- **Information given**:
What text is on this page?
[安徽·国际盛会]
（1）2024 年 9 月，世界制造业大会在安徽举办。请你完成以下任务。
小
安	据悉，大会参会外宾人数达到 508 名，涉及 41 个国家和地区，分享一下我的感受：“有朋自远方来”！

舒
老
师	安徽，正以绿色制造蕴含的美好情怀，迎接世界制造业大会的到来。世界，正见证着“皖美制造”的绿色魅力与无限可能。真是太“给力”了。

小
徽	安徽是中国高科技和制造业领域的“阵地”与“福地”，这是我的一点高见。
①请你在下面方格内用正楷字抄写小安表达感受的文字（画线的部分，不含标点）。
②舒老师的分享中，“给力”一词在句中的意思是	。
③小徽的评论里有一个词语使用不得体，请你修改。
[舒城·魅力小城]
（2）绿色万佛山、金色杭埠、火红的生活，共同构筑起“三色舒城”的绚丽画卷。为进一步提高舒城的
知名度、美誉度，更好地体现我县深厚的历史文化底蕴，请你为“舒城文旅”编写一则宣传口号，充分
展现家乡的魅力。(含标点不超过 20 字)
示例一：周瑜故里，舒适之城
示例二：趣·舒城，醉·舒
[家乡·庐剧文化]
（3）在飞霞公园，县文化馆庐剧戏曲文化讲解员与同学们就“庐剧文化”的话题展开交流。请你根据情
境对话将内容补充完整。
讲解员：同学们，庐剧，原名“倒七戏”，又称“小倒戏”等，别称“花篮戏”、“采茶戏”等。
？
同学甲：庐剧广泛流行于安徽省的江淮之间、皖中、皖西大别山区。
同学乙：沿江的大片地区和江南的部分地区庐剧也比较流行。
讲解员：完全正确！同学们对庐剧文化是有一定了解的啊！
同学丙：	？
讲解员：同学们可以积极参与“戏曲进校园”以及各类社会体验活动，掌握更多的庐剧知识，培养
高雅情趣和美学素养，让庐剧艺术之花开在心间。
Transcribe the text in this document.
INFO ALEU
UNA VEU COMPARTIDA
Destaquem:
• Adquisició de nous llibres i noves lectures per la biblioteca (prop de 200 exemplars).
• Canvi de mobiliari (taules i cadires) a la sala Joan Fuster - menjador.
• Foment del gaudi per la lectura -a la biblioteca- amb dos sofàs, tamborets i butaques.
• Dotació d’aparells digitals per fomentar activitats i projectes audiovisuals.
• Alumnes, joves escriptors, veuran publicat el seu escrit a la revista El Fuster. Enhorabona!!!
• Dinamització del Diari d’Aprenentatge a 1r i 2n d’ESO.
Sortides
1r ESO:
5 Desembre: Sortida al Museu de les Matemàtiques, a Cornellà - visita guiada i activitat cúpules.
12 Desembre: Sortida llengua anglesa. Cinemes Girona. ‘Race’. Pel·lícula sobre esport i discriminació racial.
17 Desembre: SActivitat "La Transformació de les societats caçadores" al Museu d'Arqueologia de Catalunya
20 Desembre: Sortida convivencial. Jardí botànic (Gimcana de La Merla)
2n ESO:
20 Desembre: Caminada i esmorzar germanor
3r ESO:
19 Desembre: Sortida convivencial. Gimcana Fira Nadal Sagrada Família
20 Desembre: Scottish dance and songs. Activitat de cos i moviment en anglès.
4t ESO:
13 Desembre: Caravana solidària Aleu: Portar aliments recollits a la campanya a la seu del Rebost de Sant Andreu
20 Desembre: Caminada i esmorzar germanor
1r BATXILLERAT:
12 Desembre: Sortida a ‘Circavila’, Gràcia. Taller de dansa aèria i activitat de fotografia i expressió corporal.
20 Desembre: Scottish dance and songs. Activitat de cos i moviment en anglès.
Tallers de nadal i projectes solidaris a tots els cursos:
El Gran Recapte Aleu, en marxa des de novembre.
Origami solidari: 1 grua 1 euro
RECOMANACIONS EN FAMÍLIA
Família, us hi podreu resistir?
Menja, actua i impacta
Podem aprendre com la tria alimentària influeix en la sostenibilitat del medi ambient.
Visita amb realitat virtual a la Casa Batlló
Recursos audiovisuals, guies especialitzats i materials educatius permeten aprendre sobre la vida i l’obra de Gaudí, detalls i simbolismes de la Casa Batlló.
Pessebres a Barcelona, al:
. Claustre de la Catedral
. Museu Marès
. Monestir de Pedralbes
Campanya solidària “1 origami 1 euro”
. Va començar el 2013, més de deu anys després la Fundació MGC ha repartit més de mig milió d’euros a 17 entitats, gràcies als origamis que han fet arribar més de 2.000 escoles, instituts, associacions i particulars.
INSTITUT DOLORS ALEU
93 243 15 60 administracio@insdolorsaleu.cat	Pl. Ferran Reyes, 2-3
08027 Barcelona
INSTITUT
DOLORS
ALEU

- **Work to do**:
Your task is to retype all of the records exactly.

- **Output**:
What text is on this page?
[安徽·国际盛会]
（1）2024 年 9 月，世界制造业大会在安徽举办。请你完成以下任务。
小
安	据悉，大会参会外宾人数达到 508 名，涉及 41 个国家和地区，分享一下我的感受：“有朋自远方来”！

舒
老
师	安徽，正以绿色制造蕴含的美好情怀，迎接世界制造业大会的到来。世界，正见证着“皖美制造”的绿色魅力与无限可能。真是太“给力”了。

小
徽	安徽是中国高科技和制造业领域的“阵地”与“福地”，这是我的一点高见。
①请你在下面方格内用正楷字抄写小安表达感受的文字（画线的部分，不含标点）。
②舒老师的分享中，“给力”一词在句中的意思是	。
③小徽的评论里有一个词语使用不得体，请你修改。
[舒城·魅力小城]
（2）绿色万佛山、金色杭埠、火红的生活，共同构筑起“三色舒城”的绚丽画卷。为进一步提高舒城的
知名度、美誉度，更好地体现我县深厚的历史文化底蕴，请你为“舒城文旅”编写一则宣传口号，充分
展现家乡的魅力。(含标点不超过 20 字)
示例一：周瑜故里，舒适之城
示例二：趣·舒城，醉·舒
[家乡·庐剧文化]
（3）在飞霞公园，县文化馆庐剧戏曲文化讲解员与同学们就“庐剧文化”的话题展开交流。请你根据情
境对话将内容补充完整。
讲解员：同学们，庐剧，原名“倒七戏”，又称“小倒戏”等，别称“花篮戏”、“采茶戏”等。
？
同学甲：庐剧广泛流行于安徽省的江淮之间、皖中、皖西大别山区。
同学乙：沿江的大片地区和江南的部分地区庐剧也比较流行。
讲解员：完全正确！同学们对庐剧文化是有一定了解的啊！
同学丙：	？
讲解员：同学们可以积极参与“戏曲进校园”以及各类社会体验活动，掌握更多的庐剧知识，培养
高雅情趣和美学素养，让庐剧艺术之花开在心间。
Transcribe the text in this document.
INFO ALEU
UNA VEU COMPARTIDA
Destaquem:
• Adquisició de nous llibres i noves lectures per la biblioteca (prop de 200 exemplars).
• Canvi de mobiliari (taules i cadires) a la sala Joan Fuster - menjador.
• Foment del gaudi per la lectura -a la biblioteca- amb dos sofàs, tamborets i butaques.
• Dotació d’aparells digitals per fomentar activitats i projectes audiovisuals.
• Alumnes, joves escriptors, veuran publicat el seu escrit a la revista El Fuster. Enhorabona!!!
• Dinamització del Diari d’Aprenentatge a 1r i 2n d’ESO.
Sortides
1r ESO:
5 Desembre: Sortida al Museu de les Matemàtiques, a Cornellà - visita guiada i activitat cúpules.
12 Desembre: Sortida llengua anglesa. Cinemes Girona. ‘Race’. Pel·lícula sobre esport i discriminació racial.
17 Desembre: SActivitat "La Transformació de les societats caçadores" al Museu d'Arqueologia de Catalunya
20 Desembre: Sortida convivencial. Jardí botànic (Gimcana de La Merla)
2n ESO:
20 Desembre: Caminada i esmorzar germanor
3r ESO:
19 Desembre: Sortida convivencial. Gimcana Fira Nadal Sagrada Família
20 Desembre: Scottish dance and songs. Activitat de cos i moviment en anglès.
4t ESO:
13 Desembre: Caravana solidària Aleu: Portar aliments recollits a la campanya a la seu del Rebost de Sant Andreu
20 Desembre: Caminada i esmorzar germanor
1r BATXILLERAT:
12 Desembre: Sortida a ‘Circavila’, Gràcia. Taller de dansa aèria i activitat de fotografia i expressió corporal.
20 Desembre: Scottish dance and songs. Activitat de cos i moviment en anglès.
Tallers de nadal i projectes solidaris a tots els cursos:
El Gran Recapte Aleu, en marxa des de novembre.
Origami solidari: 1 grua 1 euro
RECOMANACIONS EN FAMÍLIA
Família, us hi podreu resistir?
Menja, actua i impacta
Podem aprendre com la tria alimentària influeix en la sostenibilitat del medi ambient.
Visita amb realitat virtual a la Casa Batlló
Recursos audiovisuals, guies especialitzats i materials educatius permeten aprendre sobre la vida i l’obra de Gaudí, detalls i simbolismes de la Casa Batlló.
Pessebres a Barcelona, al:
. Claustre de la Catedral
. Museu Marès
. Monestir de Pedralbes
Campanya solidària “1 origami 1 euro”
. Va començar el 2013, més de deu anys després la Fundació MGC ha repartit més de mig milió d’euros a 17 entitats, gràcies als origamis que han fet arribar més de 2.000 escoles, instituts, associacions i particulars.
INSTITUT DOLORS ALEU
93 243 15 60 administracio@insdolorsaleu.cat	Pl. Ferran Reyes, 2-3
08027 Barcelona
INSTITUT
DOLORS
ALEU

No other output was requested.